Retype the full set of records. Keep every character identical.
---------- Material supplied ----------
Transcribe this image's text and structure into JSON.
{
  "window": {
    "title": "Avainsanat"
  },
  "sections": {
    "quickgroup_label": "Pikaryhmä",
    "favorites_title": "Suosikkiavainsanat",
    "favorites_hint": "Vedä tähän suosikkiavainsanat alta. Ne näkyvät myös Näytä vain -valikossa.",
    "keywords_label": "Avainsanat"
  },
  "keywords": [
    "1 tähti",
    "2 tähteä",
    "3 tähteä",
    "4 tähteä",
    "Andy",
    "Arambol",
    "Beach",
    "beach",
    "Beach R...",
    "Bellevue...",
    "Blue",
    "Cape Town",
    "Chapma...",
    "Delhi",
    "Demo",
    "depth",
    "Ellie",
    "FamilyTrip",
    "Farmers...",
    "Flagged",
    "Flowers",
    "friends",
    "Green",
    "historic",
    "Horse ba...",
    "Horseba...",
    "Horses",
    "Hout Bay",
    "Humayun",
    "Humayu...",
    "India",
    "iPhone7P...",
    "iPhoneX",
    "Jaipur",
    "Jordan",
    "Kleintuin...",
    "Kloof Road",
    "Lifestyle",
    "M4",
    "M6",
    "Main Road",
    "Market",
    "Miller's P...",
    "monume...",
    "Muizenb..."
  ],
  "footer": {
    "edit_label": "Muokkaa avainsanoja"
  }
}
----------
* [Answer for the task]:
Transcribe this image's text and structure into JSON.
{
  "window": {
    "title": "Avainsanat"
  },
  "sections": {
    "quickgroup_label": "Pikaryhmä",
    "favorites_title": "Suosikkiavainsanat",
    "favorites_hint": "Vedä tähän suosikkiavainsanat alta. Ne näkyvät myös Näytä vain -valikossa.",
    "keywords_label": "Avainsanat"
  },
  "keywords": [
    "1 tähti",
    "2 tähteä",
    "3 tähteä",
    "4 tähteä",
    "Andy",
    "Arambol",
    "Beach",
    "beach",
    "Beach R...",
    "Bellevue...",
    "Blue",
    "Cape Town",
    "Chapma...",
    "Delhi",
    "Demo",
    "depth",
    "Ellie",
    "FamilyTrip",
    "Farmers...",
    "Flagged",
    "Flowers",
    "friends",
    "Green",
    "historic",
    "Horse ba...",
    "Horseba...",
    "Horses",
    "Hout Bay",
    "Humayun",
    "Humayu...",
    "India",
    "iPhone7P...",
    "iPhoneX",
    "Jaipur",
    "Jordan",
    "Kleintuin...",
    "Kloof Road",
    "Lifestyle",
    "M4",
    "M6",
    "Main Road",
    "Market",
    "Miller's P...",
    "monume...",
    "Muizenb..."
  ],
  "footer": {
    "edit_label": "Muokkaa avainsanoja"
  }
}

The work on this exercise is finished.